EXERCISE BRIEF: Convert the listing below into a Markdown table with the columns Row and Line, where Row gives a running number and Line holds the line itself. Skip blank lines.

— Start RECORDS SUPPLIED —

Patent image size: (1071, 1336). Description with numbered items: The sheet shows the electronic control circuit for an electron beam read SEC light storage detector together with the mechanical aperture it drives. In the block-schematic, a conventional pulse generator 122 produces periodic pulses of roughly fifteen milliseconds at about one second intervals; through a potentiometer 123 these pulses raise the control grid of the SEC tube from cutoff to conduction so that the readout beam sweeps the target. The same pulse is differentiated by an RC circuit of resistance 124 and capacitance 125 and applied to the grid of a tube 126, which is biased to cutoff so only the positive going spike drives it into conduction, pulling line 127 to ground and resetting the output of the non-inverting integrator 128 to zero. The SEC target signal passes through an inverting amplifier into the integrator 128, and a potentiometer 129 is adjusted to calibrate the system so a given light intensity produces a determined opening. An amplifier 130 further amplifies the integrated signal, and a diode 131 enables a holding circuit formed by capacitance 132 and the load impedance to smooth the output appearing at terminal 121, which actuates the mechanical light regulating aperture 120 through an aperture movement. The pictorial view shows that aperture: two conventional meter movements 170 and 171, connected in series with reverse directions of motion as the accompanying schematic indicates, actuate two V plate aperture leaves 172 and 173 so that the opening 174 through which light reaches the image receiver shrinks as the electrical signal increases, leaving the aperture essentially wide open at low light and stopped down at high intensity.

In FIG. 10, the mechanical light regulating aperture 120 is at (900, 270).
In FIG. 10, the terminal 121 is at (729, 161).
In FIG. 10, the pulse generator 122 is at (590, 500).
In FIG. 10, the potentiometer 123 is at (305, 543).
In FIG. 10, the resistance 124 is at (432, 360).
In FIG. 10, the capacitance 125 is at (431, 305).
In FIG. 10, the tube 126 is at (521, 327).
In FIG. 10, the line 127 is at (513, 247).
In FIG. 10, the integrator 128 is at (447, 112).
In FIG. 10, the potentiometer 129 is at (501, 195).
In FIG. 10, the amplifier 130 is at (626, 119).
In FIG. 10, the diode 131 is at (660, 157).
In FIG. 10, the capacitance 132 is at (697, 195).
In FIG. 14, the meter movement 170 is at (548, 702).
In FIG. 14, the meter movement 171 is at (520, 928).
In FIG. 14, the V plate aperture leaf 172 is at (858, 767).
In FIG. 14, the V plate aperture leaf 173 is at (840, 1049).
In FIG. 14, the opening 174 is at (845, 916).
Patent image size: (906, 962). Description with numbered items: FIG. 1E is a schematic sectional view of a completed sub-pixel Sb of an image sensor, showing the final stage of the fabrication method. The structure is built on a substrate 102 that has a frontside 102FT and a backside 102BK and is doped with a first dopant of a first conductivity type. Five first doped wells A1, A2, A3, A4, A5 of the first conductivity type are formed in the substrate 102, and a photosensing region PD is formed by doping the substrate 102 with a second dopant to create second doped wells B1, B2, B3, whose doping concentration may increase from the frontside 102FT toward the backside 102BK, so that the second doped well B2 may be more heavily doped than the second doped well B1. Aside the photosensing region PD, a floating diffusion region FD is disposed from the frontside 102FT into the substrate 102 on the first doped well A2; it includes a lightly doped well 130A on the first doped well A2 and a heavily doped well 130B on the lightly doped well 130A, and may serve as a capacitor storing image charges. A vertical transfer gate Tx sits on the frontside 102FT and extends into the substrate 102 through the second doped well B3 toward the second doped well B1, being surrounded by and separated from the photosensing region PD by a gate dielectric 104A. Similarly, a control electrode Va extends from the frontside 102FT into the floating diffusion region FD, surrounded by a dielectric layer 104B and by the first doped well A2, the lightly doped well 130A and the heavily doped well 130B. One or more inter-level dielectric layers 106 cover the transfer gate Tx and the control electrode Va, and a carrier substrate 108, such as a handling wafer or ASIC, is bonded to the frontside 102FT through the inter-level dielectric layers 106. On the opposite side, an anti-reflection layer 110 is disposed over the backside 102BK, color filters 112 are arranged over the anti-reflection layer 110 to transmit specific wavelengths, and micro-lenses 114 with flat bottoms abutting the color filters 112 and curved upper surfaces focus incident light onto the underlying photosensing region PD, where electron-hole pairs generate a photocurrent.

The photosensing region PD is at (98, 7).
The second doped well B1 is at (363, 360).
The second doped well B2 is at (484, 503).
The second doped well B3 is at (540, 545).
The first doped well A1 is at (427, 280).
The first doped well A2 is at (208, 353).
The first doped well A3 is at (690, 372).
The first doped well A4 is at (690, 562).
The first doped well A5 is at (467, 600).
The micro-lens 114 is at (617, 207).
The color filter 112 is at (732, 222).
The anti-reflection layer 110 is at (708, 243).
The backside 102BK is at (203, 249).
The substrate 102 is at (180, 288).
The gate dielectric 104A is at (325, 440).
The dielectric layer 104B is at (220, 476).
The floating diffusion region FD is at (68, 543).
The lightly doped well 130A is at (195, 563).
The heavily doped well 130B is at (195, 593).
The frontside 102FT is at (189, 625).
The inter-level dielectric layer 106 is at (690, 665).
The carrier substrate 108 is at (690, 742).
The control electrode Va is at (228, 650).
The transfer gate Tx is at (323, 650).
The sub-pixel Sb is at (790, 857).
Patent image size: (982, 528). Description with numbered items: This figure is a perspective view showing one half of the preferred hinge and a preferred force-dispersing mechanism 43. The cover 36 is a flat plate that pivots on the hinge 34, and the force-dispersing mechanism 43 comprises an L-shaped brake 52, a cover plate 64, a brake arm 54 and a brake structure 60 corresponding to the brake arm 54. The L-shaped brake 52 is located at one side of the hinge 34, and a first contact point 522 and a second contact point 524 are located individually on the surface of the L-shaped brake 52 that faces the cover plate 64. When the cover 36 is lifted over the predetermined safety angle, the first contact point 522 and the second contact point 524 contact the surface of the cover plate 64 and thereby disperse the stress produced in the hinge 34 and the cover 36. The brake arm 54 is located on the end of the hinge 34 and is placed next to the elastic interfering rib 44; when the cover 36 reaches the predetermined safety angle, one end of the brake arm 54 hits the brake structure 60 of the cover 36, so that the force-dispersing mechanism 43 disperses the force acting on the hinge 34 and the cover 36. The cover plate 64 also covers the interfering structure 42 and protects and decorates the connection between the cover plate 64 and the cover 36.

— End RECORDS SUPPLIED —

ANSWER TO THIS TASK:
| Row | Line |
|---|---|
| 1 | Patent image size: (1071, 1336). Description with numbered items: The sheet shows the electronic control circuit for an electron beam read SEC light storage detector together with the mechanical aperture it drives. In the block-schematic, a conventional pulse generator 122 produces periodic pulses of roughly fifteen milliseconds at about one second intervals; through a potentiometer 123 these pulses raise the control grid of the SEC tube from cutoff to conduction so that the readout beam sweeps the target. The same pulse is differentiated by an RC circuit of resistance 124 and capacitance 125 and applied to the grid of a tube 126, which is biased to cutoff so only the positive going spike drives it into conduction, pulling line 127 to ground and resetting the output of the non-inverting integrator 128 to zero. The SEC target signal passes through an inverting amplifier into the integrator 128, and a potentiometer 129 is adjusted to calibrate the system so a given light intensity produces a determined opening. An amplifier 130 further amplifies the integrated signal, and a diode 131 enables a holding circuit formed by capacitance 132 and the load impedance to smooth the output appearing at terminal 121, which actuates the mechanical light regulating aperture 120 through an aperture movement. The pictorial view shows that aperture: two conventional meter movements 170 and 171, connected in series with reverse directions of motion as the accompanying schematic indicates, actuate two V plate aperture leaves 172 and 173 so that the opening 174 through which light reaches the image receiver shrinks as the electrical signal increases, leaving the aperture essentially wide open at low light and stopped down at high intensity. |
| 2 | In FIG. 10, the mechanical light regulating aperture 120 is at (900, 270). |
| 3 | In FIG. 10, the terminal 121 is at (729, 161). |
| 4 | In FIG. 10, the pulse generator 122 is at (590, 500). |
| 5 | In FIG. 10, the potentiometer 123 is at (305, 543). |
| 6 | In FIG. 10, the resistance 124 is at (432, 360). |
| 7 | In FIG. 10, the capacitance 125 is at (431, 305). |
| 8 | In FIG. 10, the tube 126 is at (521, 327). |
| 9 | In FIG. 10, the line 127 is at (513, 247). |
| 10 | In FIG. 10, the integrator 128 is at (447, 112). |
| 11 | In FIG. 10, the potentiometer 129 is at (501, 195). |
| 12 | In FIG. 10, the amplifier 130 is at (626, 119). |
| 13 | In FIG. 10, the diode 131 is at (660, 157). |
| 14 | In FIG. 10, the capacitance 132 is at (697, 195). |
| 15 | In FIG. 14, the meter movement 170 is at (548, 702). |
| 16 | In FIG. 14, the meter movement 171 is at (520, 928). |
| 17 | In FIG. 14, the V plate aperture leaf 172 is at (858, 767). |
| 18 | In FIG. 14, the V plate aperture leaf 173 is at (840, 1049). |
| 19 | In FIG. 14, the opening 174 is at (845, 916). |
| 20 | Patent image size: (906, 962). Description with numbered items: FIG. 1E is a schematic sectional view of a completed sub-pixel Sb of an image sensor, showing the final stage of the fabrication method. The structure is built on a substrate 102 that has a frontside 102FT and a backside 102BK and is doped with a first dopant of a first conductivity type. Five first doped wells A1, A2, A3, A4, A5 of the first conductivity type are formed in the substrate 102, and a photosensing region PD is formed by doping the substrate 102 with a second dopant to create second doped wells B1, B2, B3, whose doping concentration may increase from the frontside 102FT toward the backside 102BK, so that the second doped well B2 may be more heavily doped than the second doped well B1. Aside the photosensing region PD, a floating diffusion region FD is disposed from the frontside 102FT into the substrate 102 on the first doped well A2; it includes a lightly doped well 130A on the first doped well A2 and a heavily doped well 130B on the lightly doped well 130A, and may serve as a capacitor storing image charges. A vertical transfer gate Tx sits on the frontside 102FT and extends into the substrate 102 through the second doped well B3 toward the second doped well B1, being surrounded by and separated from the photosensing region PD by a gate dielectric 104A. Similarly, a control electrode Va extends from the frontside 102FT into the floating diffusion region FD, surrounded by a dielectric layer 104B and by the first doped well A2, the lightly doped well 130A and the heavily doped well 130B. One or more inter-level dielectric layers 106 cover the transfer gate Tx and the control electrode Va, and a carrier substrate 108, such as a handling wafer or ASIC, is bonded to the frontside 102FT through the inter-level dielectric layers 106. On the opposite side, an anti-reflection layer 110 is disposed over the backside 102BK, color filters 112 are arranged over the anti-reflection layer 110 to transmit specific wavelengths, and micro-lenses 114 with flat bottoms abutting the color filters 112 and curved upper surfaces focus incident light onto the underlying photosensing region PD, where electron-hole pairs generate a photocurrent. |
| 21 | The photosensing region PD is at (98, 7). |
| 22 | The second doped well B1 is at (363, 360). |
| 23 | The second doped well B2 is at (484, 503). |
| 24 | The second doped well B3 is at (540, 545). |
| 25 | The first doped well A1 is at (427, 280). |
| 26 | The first doped well A2 is at (208, 353). |
| 27 | The first doped well A3 is at (690, 372). |
| 28 | The first doped well A4 is at (690, 562). |
| 29 | The first doped well A5 is at (467, 600). |
| 30 | The micro-lens 114 is at (617, 207). |
| 31 | The color filter 112 is at (732, 222). |
| 32 | The anti-reflection layer 110 is at (708, 243). |
| 33 | The backside 102BK is at (203, 249). |
| 34 | The substrate 102 is at (180, 288). |
| 35 | The gate dielectric 104A is at (325, 440). |
| 36 | The dielectric layer 104B is at (220, 476). |
| 37 | The floating diffusion region FD is at (68, 543). |
| 38 | The lightly doped well 130A is at (195, 563). |
| 39 | The heavily doped well 130B is at (195, 593). |
| 40 | The frontside 102FT is at (189, 625). |
| 41 | The inter-level dielectric layer 106 is at (690, 665). |
| 42 | The carrier substrate 108 is at (690, 742). |
| 43 | The control electrode Va is at (228, 650). |
| 44 | The transfer gate Tx is at (323, 650). |
| 45 | The sub-pixel Sb is at (790, 857). |
| 46 | Patent image size: (982, 528). Description with numbered items: This figure is a perspective view showing one half of the preferred hinge and a preferred force-dispersing mechanism 43. The cover 36 is a flat plate that pivots on the hinge 34, and the force-dispersing mechanism 43 comprises an L-shaped brake 52, a cover plate 64, a brake arm 54 and a brake structure 60 corresponding to the brake arm 54. The L-shaped brake 52 is located at one side of the hinge 34, and a first contact point 522 and a second contact point 524 are located individually on the surface of the L-shaped brake 52 that faces the cover plate 64. When the cover 36 is lifted over the predetermined safety angle, the first contact point 522 and the second contact point 524 contact the surface of the cover plate 64 and thereby disperse the stress produced in the hinge 34 and the cover 36. The brake arm 54 is located on the end of the hinge 34 and is placed next to the elastic interfering rib 44; when the cover 36 reaches the predetermined safety angle, one end of the brake arm 54 hits the brake structure 60 of the cover 36, so that the force-dispersing mechanism 43 disperses the force acting on the hinge 34 and the cover 36. The cover plate 64 also covers the interfering structure 42 and protects and decorates the connection between the cover plate 64 and the cover 36. |